## What is required
In the material below, find all lines with the string "Kinder" and copy them.

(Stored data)
+===+

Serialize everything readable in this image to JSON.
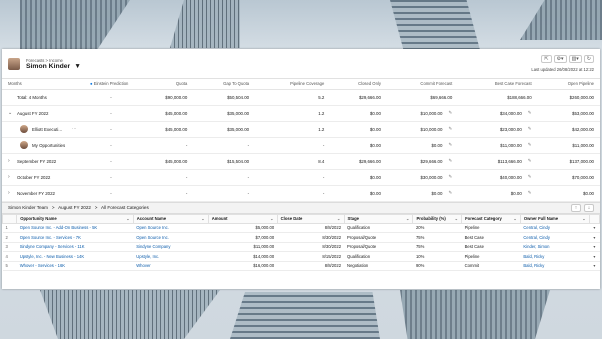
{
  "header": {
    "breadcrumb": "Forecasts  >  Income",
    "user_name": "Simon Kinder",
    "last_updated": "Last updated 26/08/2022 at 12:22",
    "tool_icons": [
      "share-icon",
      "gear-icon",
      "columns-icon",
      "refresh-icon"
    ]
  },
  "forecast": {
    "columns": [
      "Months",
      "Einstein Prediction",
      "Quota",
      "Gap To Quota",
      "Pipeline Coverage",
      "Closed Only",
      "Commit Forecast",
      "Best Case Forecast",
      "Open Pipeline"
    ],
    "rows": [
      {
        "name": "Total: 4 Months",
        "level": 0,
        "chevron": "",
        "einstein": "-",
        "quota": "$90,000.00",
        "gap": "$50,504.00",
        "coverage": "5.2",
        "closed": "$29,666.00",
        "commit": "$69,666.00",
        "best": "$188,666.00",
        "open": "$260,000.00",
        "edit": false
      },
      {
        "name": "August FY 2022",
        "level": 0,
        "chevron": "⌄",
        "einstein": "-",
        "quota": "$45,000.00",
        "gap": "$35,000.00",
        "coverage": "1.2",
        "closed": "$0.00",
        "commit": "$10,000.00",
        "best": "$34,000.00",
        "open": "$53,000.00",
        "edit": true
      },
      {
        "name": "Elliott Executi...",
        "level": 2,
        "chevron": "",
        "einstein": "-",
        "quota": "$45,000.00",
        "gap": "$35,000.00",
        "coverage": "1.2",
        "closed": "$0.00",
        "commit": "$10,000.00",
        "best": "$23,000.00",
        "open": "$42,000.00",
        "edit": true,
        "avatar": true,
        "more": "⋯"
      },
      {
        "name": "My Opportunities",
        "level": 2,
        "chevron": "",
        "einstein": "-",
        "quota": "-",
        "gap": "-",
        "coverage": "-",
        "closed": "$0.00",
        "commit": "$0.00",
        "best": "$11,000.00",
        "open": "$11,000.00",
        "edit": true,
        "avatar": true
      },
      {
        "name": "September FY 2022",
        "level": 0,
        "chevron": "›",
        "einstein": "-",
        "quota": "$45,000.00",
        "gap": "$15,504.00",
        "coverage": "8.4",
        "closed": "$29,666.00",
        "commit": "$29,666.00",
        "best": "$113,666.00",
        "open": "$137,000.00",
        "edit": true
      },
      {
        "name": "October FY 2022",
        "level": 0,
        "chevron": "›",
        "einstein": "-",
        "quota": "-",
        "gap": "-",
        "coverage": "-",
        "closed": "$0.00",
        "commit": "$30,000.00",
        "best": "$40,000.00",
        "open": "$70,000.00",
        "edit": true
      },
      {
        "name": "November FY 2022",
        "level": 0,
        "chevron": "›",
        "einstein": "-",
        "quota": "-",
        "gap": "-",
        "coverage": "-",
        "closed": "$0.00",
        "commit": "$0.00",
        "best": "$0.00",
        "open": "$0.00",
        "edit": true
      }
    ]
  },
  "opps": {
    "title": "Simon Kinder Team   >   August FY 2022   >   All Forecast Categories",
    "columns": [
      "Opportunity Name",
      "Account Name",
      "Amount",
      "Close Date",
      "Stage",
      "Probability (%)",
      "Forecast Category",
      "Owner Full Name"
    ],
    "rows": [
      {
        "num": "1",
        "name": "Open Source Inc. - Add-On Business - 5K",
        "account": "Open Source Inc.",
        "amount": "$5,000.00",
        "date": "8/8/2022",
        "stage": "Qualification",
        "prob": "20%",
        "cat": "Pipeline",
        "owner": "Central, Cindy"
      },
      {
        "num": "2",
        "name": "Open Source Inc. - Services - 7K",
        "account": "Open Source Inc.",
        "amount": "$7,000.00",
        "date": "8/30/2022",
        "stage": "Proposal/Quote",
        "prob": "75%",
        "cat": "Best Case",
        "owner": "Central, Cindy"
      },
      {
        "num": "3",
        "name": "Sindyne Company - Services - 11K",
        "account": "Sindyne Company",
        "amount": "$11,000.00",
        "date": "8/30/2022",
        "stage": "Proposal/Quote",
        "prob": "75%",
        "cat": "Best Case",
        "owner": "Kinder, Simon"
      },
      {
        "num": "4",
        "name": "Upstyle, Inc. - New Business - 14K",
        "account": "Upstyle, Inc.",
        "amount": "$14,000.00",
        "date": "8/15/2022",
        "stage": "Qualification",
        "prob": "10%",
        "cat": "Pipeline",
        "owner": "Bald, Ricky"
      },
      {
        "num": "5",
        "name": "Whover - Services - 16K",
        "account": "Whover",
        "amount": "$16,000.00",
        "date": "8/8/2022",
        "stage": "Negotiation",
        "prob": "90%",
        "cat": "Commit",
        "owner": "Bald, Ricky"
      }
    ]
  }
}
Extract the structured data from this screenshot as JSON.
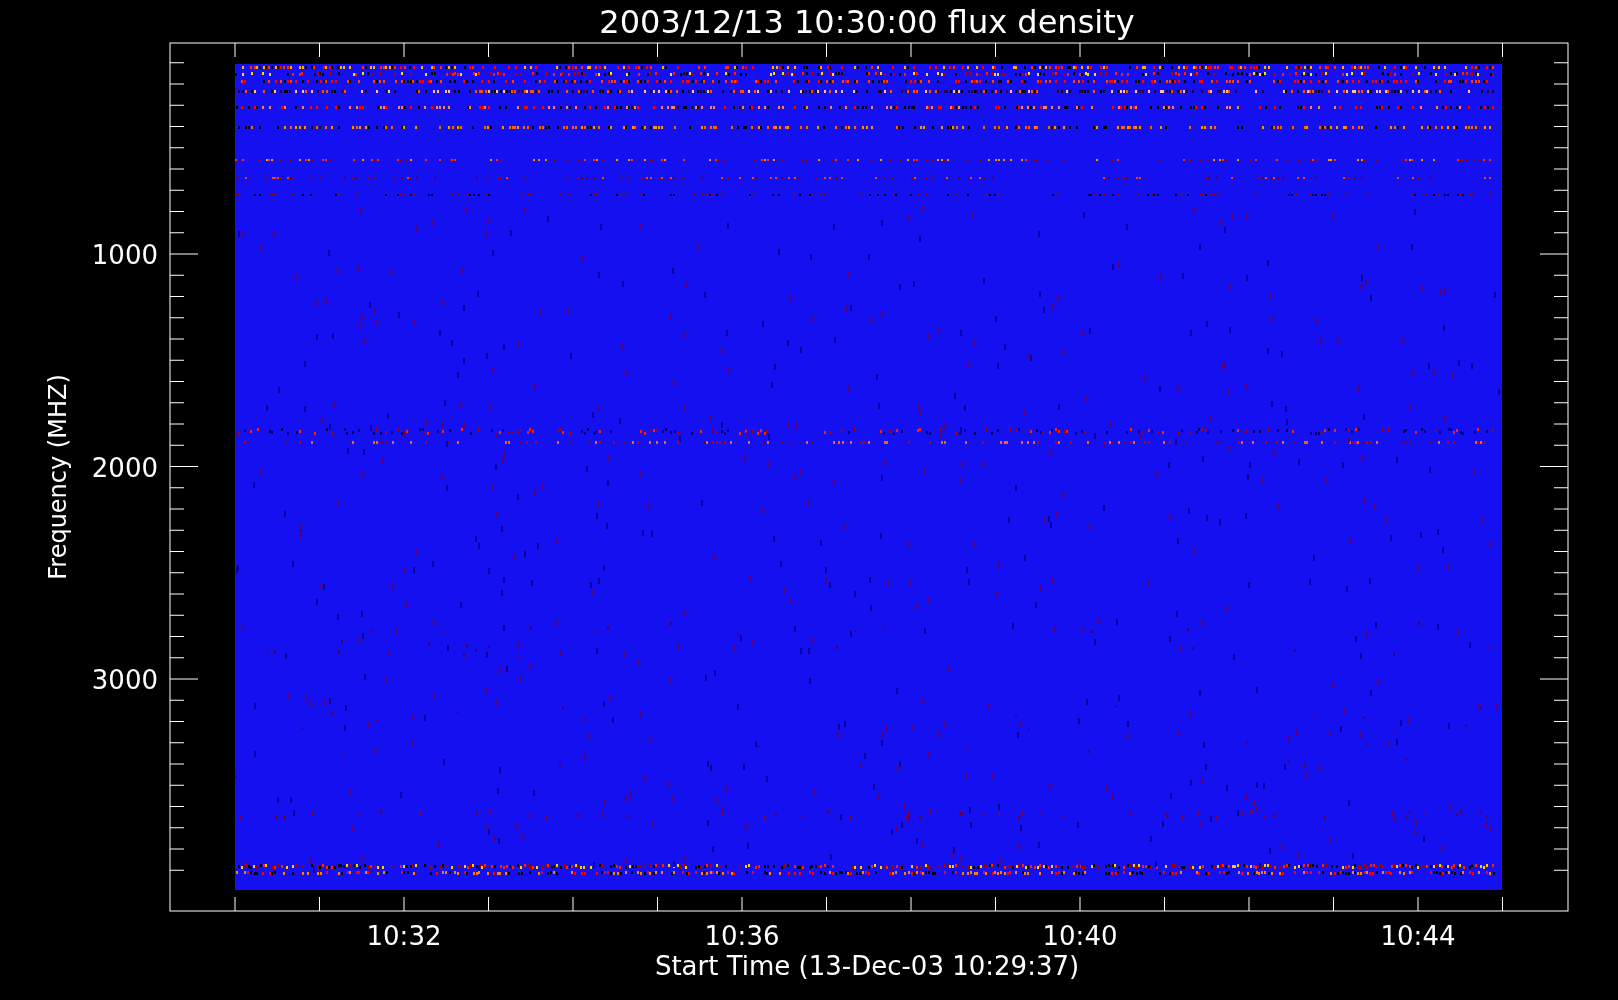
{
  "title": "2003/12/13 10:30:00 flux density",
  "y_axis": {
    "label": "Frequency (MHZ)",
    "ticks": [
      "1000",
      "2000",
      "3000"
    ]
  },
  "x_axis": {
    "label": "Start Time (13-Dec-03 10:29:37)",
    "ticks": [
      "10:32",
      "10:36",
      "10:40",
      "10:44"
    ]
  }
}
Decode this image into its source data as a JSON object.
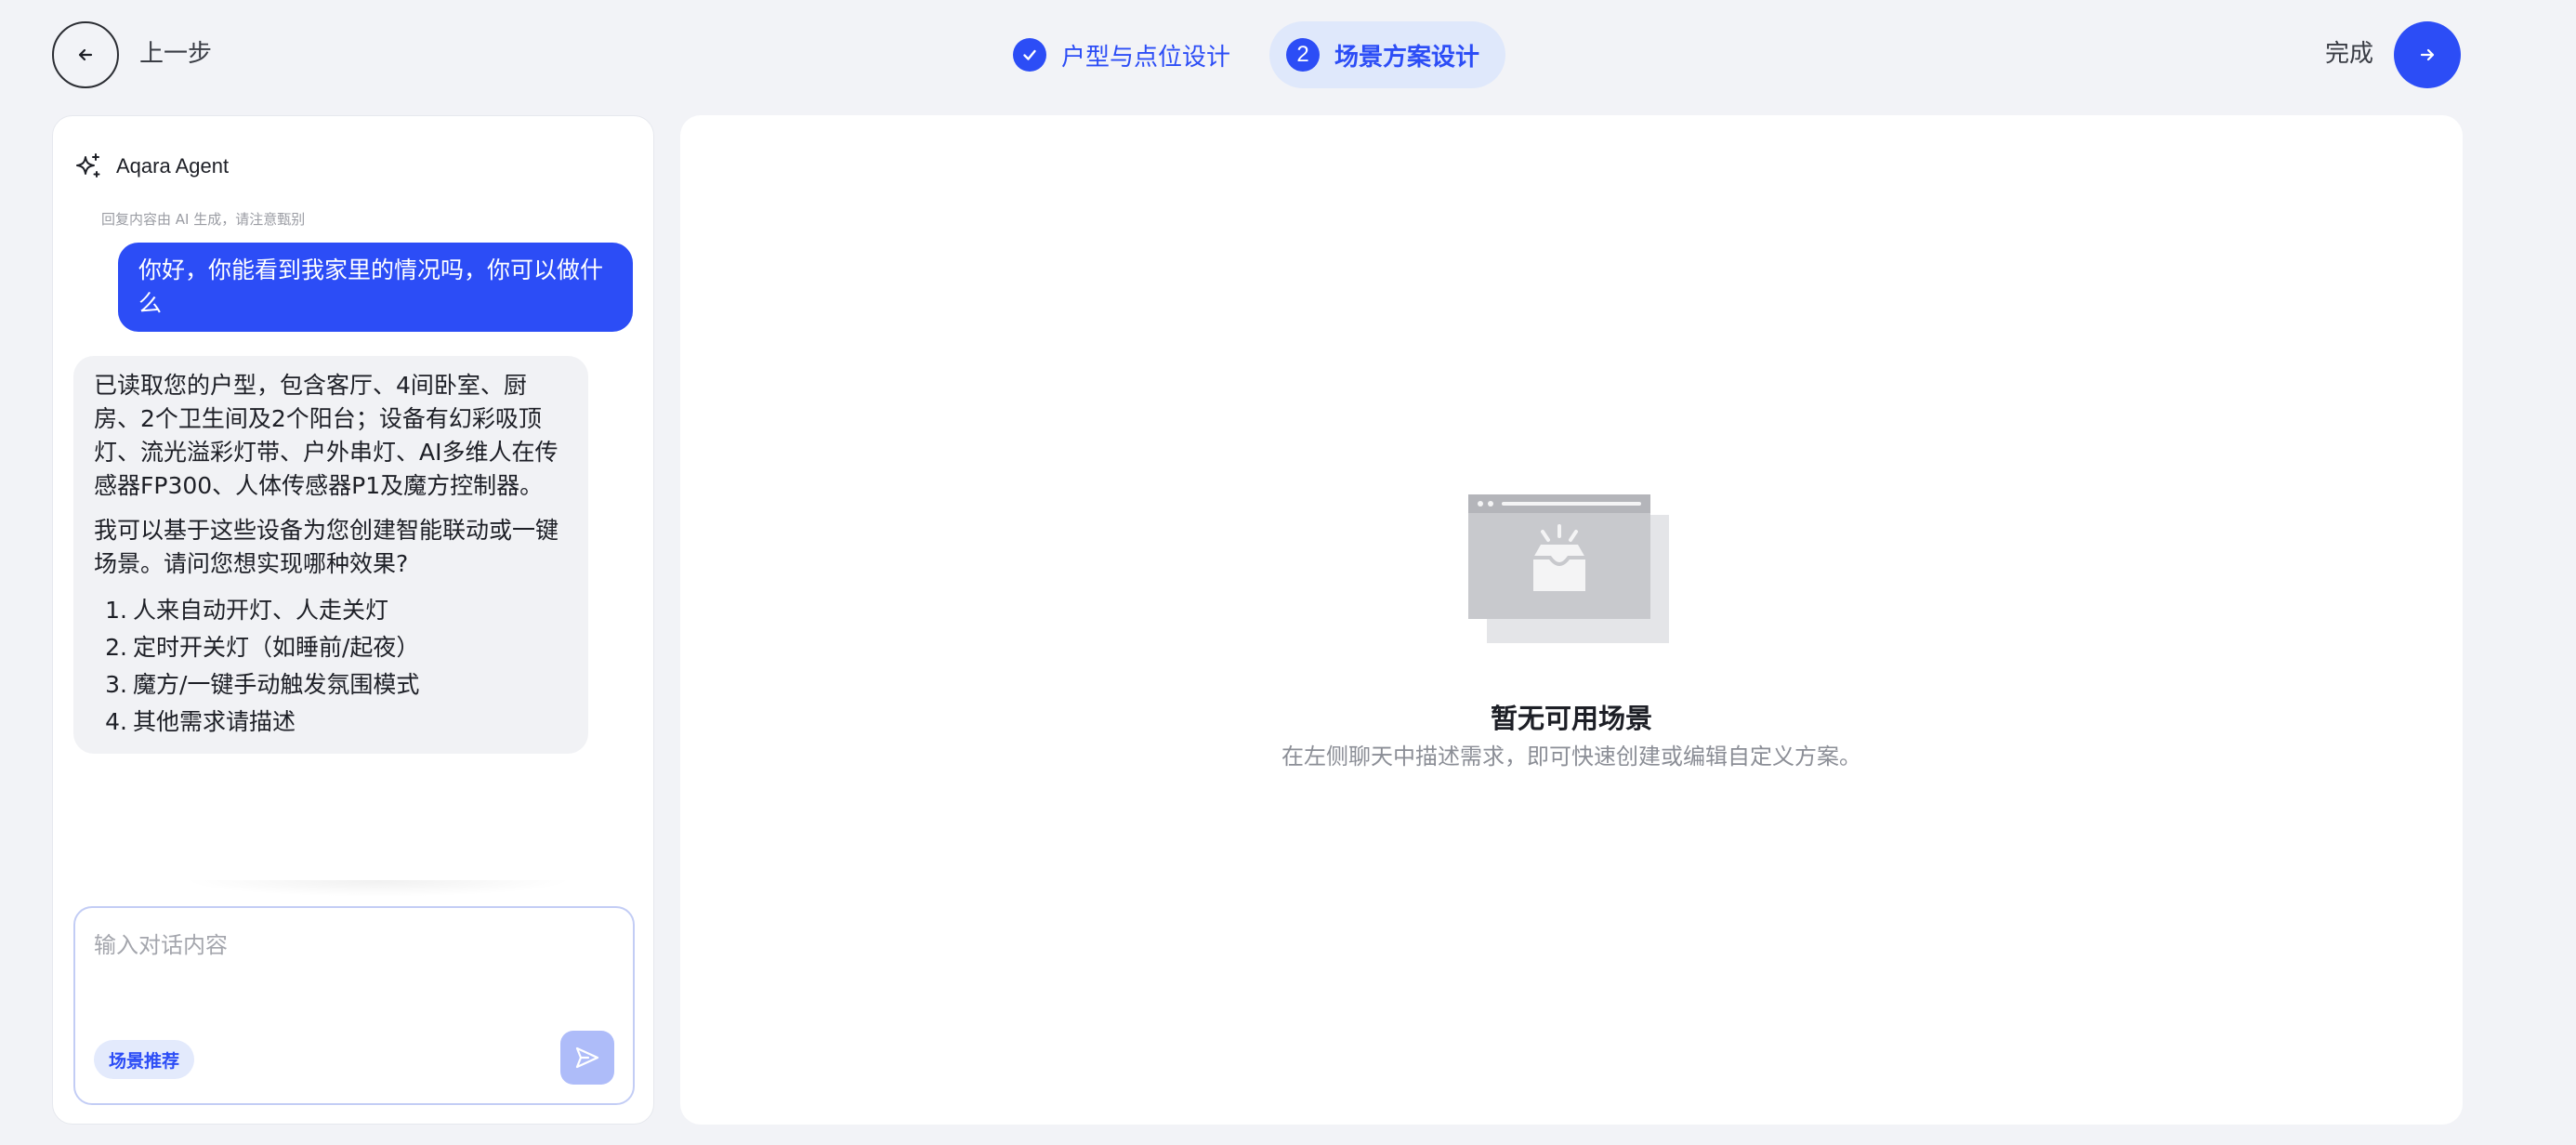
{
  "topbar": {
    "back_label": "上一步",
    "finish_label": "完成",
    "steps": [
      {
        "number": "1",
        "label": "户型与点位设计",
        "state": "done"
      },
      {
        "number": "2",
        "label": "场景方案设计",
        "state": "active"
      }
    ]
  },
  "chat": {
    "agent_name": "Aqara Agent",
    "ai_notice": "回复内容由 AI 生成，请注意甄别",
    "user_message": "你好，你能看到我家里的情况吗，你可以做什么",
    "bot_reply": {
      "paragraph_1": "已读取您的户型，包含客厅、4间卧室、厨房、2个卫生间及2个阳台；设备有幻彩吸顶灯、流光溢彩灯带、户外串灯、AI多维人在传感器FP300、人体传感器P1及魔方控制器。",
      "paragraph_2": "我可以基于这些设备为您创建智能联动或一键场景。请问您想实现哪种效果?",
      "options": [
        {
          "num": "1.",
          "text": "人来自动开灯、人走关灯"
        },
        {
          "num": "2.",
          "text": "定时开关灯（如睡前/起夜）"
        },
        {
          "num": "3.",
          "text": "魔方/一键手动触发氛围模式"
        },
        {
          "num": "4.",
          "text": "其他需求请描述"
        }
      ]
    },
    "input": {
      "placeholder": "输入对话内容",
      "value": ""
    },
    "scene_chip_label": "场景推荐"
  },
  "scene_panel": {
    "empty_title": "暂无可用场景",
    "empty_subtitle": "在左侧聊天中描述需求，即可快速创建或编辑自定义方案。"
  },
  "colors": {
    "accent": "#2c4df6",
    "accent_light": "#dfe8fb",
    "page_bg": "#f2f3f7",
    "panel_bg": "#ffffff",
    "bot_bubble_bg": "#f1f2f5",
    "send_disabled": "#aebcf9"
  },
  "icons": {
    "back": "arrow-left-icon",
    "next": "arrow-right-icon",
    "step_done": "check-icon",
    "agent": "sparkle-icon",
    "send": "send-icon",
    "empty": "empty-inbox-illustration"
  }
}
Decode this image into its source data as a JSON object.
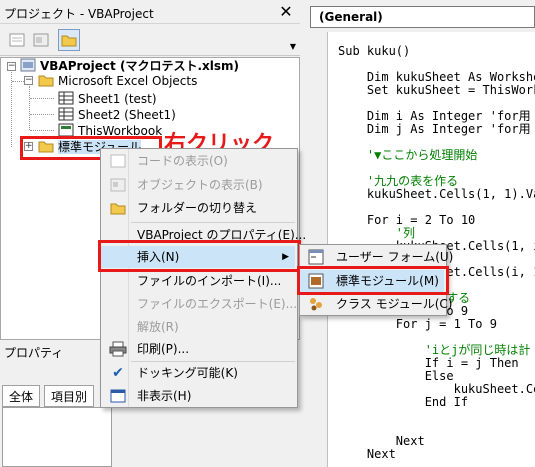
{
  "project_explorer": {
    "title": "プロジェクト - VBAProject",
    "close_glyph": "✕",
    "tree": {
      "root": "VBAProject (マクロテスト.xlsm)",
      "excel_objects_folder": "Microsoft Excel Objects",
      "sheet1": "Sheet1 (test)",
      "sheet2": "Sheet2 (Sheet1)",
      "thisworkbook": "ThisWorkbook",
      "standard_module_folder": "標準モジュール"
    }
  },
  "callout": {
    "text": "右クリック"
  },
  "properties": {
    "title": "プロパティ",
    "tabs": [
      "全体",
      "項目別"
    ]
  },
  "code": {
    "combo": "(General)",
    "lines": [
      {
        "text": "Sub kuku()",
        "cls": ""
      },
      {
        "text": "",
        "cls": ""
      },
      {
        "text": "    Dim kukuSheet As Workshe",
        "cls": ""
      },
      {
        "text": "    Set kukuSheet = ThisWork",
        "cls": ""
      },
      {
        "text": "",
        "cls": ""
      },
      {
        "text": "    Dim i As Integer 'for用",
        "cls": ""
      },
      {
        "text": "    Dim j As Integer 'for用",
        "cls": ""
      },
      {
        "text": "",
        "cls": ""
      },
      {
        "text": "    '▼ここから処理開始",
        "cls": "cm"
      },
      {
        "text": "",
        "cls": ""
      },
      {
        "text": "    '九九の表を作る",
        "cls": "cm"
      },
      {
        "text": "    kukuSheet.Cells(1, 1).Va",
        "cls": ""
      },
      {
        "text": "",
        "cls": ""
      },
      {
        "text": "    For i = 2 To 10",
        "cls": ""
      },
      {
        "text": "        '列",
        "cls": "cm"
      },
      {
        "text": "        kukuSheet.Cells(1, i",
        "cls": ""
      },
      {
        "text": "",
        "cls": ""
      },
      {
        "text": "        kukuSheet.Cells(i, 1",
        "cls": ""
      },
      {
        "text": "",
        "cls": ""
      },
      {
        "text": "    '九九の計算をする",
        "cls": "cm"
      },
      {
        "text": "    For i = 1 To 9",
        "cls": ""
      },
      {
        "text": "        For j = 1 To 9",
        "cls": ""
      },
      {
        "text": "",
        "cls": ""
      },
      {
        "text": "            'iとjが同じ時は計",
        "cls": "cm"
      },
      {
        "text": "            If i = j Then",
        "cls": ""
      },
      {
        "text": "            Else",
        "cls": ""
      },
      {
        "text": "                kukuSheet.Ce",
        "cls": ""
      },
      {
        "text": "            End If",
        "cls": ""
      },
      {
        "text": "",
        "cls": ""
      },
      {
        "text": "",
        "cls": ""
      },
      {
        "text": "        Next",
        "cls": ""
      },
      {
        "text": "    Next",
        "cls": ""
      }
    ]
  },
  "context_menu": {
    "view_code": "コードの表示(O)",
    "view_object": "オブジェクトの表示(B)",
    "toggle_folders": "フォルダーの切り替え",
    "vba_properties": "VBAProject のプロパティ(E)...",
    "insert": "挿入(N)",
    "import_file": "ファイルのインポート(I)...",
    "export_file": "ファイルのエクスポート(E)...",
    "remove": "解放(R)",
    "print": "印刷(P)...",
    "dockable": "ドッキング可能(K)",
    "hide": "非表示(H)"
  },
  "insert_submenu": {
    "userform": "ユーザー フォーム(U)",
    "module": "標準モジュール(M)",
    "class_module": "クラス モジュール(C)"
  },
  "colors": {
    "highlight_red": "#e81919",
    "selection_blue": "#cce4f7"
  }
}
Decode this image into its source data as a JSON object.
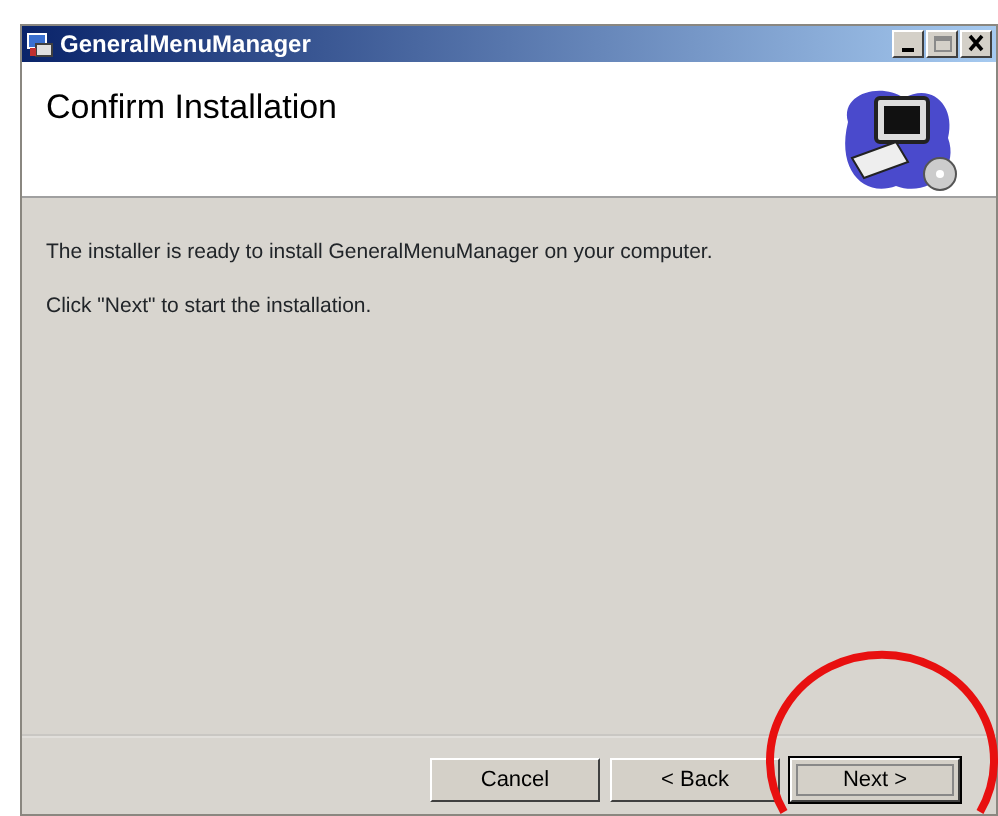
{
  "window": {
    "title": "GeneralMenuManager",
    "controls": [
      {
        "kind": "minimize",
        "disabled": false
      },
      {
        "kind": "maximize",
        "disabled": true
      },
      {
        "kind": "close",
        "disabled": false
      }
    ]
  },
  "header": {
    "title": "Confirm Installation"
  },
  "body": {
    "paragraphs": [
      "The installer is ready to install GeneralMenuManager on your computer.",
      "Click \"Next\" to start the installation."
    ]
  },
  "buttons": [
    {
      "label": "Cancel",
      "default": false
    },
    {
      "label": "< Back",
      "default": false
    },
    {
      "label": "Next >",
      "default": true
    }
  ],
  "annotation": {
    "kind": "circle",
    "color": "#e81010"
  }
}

+===+

## Answer for this exercise
    "user_name": "Simon Kinder",
    "title": "Simon Kinder Team   >   August FY 2022   >   All Forecast Categories",
        "owner": "Kinder, Simon"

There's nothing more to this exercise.